> **Фрагмент документа**
■ ■ ■ ■ ■

Приехавши домой, я долго не мог освободиться от этого тягостного впечатления, и я сказал моим близким, что считаю Государя тяжко больным.
Урицкий. Я не буду дальше останавливаться на этом вопросе. Советская власть решила внести действия бывшего Императора на рассмотрение народного суда, и Вы, конечно, будете допрошены в качеств свидетеля по этому делу.
Другой вопрос мой касается некоего финансиста Мануса. Знаете ли Вы его, и что можете сказать об этой личности?
О. Манус у меня никогда не бывал, так же, как и я у него, но он дважды посещал меня в министерстве, в бытность мою Министром Финансов, и я имею ясное представление о нем, как о биржевом спекулянте и финансовом дельце. Я должен предупредить Вас, что я был всегда самого дурного о нем мнения и должен быть особенно сдержан теперь, когда {462} он содержится в том же арестном положении, как и я. По-своему он имел право быть недоволен мною, т. к. я дважды воспользовался властью Министра Финансов против него, не допустив избрание его в члены правления Владикавказской ж. д. и не утвердивши его в звании биржевого маклера. В том и другом случае я сознательно взвесил все обстоятельства, дела и руководился, конечно, и той репутацией, которой пользовался Манус в то время.
Урицкий. Когда это было?
О. Это было в 1909 или 1910 году. Манус отплатил мне за это, принявши деятельное участие в интриге против меня, и открыто похвалялся тем, что мое увольнение произошло будто бы при самом деятельном его сотрудничестве. Справедливо ли это — я не знаю.
Урицкий. Если бы Вы узнали теперь, что Манус занимается разными спекулятивными операциями, то как, по Вашему мнению, следует на это смотреть, как на действие чисто спекулятивное, т. е. имеющее целью просто нажить деньги каким-либо способом, или же под ним может быть какая-нибудь политическая подкладка, т. е. поддержка, какой-либо партии или преследование какой-нибудь политической комбинации?
Я. Не зная в чем именно заключались спекулятивные действия Мануса, я затрудняюсь высказать свое мнение, но полагаю, однако, что Манусу едва ли есть теперь дело до политики и что всего вероятнее он, как и всегда, стремился, главным образом, наживать деньги.
На этом кончился мой допрос.
Урицкий дал мне прочитать и подписать сокращенно с большими пропусками многих моих показаний, но верно записанные по существу мои заявления и выдал мне пропуск на освобождение меня, забывши, однако, подписать его. Мне пришлось возвращать его к подписи.
На обращенную мною к нему просьбу возвратить мне, отобранные бумаги и, в частности, четыре доверенности, выданные мне разными лицами в Кисловодске, по которым я должен был немедленно начать хлопоты, Урицкий вызвал своего секретаря, 19-тилетнего Иоселовича, отдал ему об этом распоряжение, и я отправился к себе в камеру, наверх, собирать свои пожитки, чтобы поспешить домой.

■ ■ ■ ■ ■

> **Перечень записей**
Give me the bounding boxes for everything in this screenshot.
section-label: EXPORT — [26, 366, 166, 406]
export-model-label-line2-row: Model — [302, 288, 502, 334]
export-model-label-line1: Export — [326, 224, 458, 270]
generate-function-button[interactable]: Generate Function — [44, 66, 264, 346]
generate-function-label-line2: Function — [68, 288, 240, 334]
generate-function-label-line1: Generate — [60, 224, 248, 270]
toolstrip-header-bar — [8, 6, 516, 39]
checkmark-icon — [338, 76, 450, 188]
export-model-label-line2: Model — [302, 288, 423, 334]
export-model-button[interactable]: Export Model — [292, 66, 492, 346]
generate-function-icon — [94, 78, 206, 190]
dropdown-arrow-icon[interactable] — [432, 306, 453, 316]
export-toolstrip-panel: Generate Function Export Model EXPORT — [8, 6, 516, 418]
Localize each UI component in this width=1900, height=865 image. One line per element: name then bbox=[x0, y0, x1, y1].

■ ■ ■ ■ ■

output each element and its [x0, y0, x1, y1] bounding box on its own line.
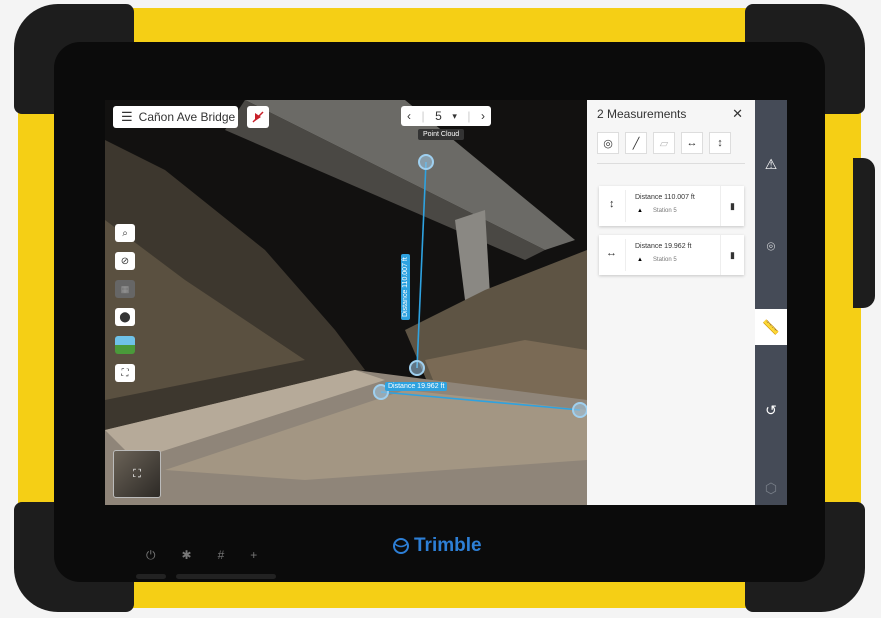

■ ■ ■ ■ ■

> **Рабочие задания**
A - Перепечатайте из фрагмента о допросе у Урицкого участок от "Урицкий дал мне" до "чтобы поспешить домой." включительно.
B - Перечислите все фамилии людей, упомянутые во фрагменте о допросе у Урицкого.
C - Продолжите рассказ о допросе у Урицкого, начав сразу после последнего приведённого предложения.
Записи для работы не понадобятся.

> **Ответы к задачам**
A -
Урицкий дал мне прочитать и подписать сокращенно с большими пропусками многих моих показаний, но верно записанные по существу мои заявления и выдал мне пропуск на освобождение меня, забывши, однако, подписать его. Мне пришлось возвращать его к подписи.
На обращенную мною к нему просьбу возвратить мне, отобранные бумаги и, в частности, четыре доверенности, выданные мне разными лицами в Кисловодске, по которым я должен был немедленно начать хлопоты, Урицкий вызвал своего секретаря, 19-тилетнего Иоселовича, отдал ему об этом распоряжение, и я отправился к себе в камеру, наверх, собирать свои пожитки, чтобы поспешить домой.

B - Урицкий, Манус, Иоселович.

C -
Мои товарищи по заключению встретили меня с неподдельною радостью; наперерыв они старались помочь мне в укладке моих немногих вещей. В Канцелярии мне разрешили {463} оставить их до присылки за ними человека, и я налегке, с одним пальто в руках поспешил оставить это ужасное помещение.
Внизу, в последних дверях, ведущих в швейцарскую, где отбираются пропуски, я встретил г-жу Раух, которая успела сказать мне только, что моя жена тут же в швейцарской, как и ежедневно, и тщетно добивается свидания со мною.
Нашему с женою обоюдному удивленно при такой неожиданной встрече не было предела. Я не чаял встретить тут ее, а она подумала в первую минуту, что меня переводят в другое место и не могла сдержать своей радости, когда узнала, что я свободен и могу с вей вместе вернуться домой. Она взяла меня под руку, т. к. от слабости мне трудно было идти, и мы тихонько добрели пешком до Моховой, зайдя по дороге в Казанский Собор.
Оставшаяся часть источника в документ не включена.